# [Data extracted from a collection]

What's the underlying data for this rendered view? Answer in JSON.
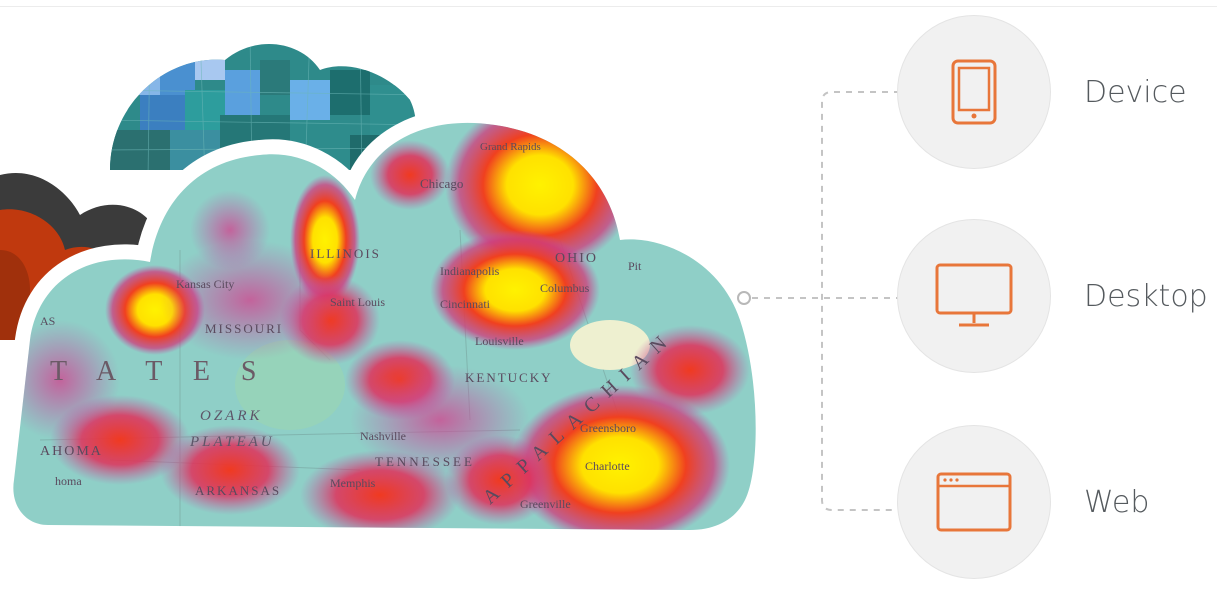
{
  "map": {
    "labels": {
      "chicago": "Chicago",
      "grand_rapids": "Grand Rapids",
      "illinois": "ILLINOIS",
      "ohio": "OHIO",
      "indianapolis": "Indianapolis",
      "columbus": "Columbus",
      "cincinnati": "Cincinnati",
      "pittsburgh": "Pit",
      "kansas_city": "Kansas City",
      "missouri": "MISSOURI",
      "st_louis": "Saint Louis",
      "louisville": "Louisville",
      "kentucky": "KENTUCKY",
      "states_fragment": "T A T E S",
      "as_fragment": "AS",
      "ozark": "OZARK",
      "plateau": "PLATEAU",
      "oklahoma": "AHOMA",
      "tulsa": "homa",
      "arkansas": "ARKANSAS",
      "memphis": "Memphis",
      "nashville": "Nashville",
      "tennessee": "TENNESSEE",
      "appalachian": "APPALACHIAN",
      "greensboro": "Greensboro",
      "charlotte": "Charlotte",
      "greenville": "Greenville"
    },
    "colors": {
      "water": "#8fcfc7",
      "heat_low": "#c040a0",
      "heat_mid": "#e8301e",
      "heat_high": "#fff200"
    }
  },
  "platforms": [
    {
      "label": "Device",
      "icon": "tablet-icon"
    },
    {
      "label": "Desktop",
      "icon": "monitor-icon"
    },
    {
      "label": "Web",
      "icon": "browser-window-icon"
    }
  ],
  "accent_color": "#e8763a"
}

# [TASK INSTRUCTIONS]
The records above must be echoed exactly, minus their pictures.

# [EXERCISE ANSWER]
What's the underlying data for this rendered view? Answer in JSON.
{
  "map": {
    "labels": {
      "chicago": "Chicago",
      "grand_rapids": "Grand Rapids",
      "illinois": "ILLINOIS",
      "ohio": "OHIO",
      "indianapolis": "Indianapolis",
      "columbus": "Columbus",
      "cincinnati": "Cincinnati",
      "pittsburgh": "Pit",
      "kansas_city": "Kansas City",
      "missouri": "MISSOURI",
      "st_louis": "Saint Louis",
      "louisville": "Louisville",
      "kentucky": "KENTUCKY",
      "states_fragment": "T A T E S",
      "as_fragment": "AS",
      "ozark": "OZARK",
      "plateau": "PLATEAU",
      "oklahoma": "AHOMA",
      "tulsa": "homa",
      "arkansas": "ARKANSAS",
      "memphis": "Memphis",
      "nashville": "Nashville",
      "tennessee": "TENNESSEE",
      "appalachian": "APPALACHIAN",
      "greensboro": "Greensboro",
      "charlotte": "Charlotte",
      "greenville": "Greenville"
    },
    "colors": {
      "water": "#8fcfc7",
      "heat_low": "#c040a0",
      "heat_mid": "#e8301e",
      "heat_high": "#fff200"
    }
  },
  "platforms": [
    {
      "label": "Device",
      "icon": "tablet-icon"
    },
    {
      "label": "Desktop",
      "icon": "monitor-icon"
    },
    {
      "label": "Web",
      "icon": "browser-window-icon"
    }
  ],
  "accent_color": "#e8763a"
}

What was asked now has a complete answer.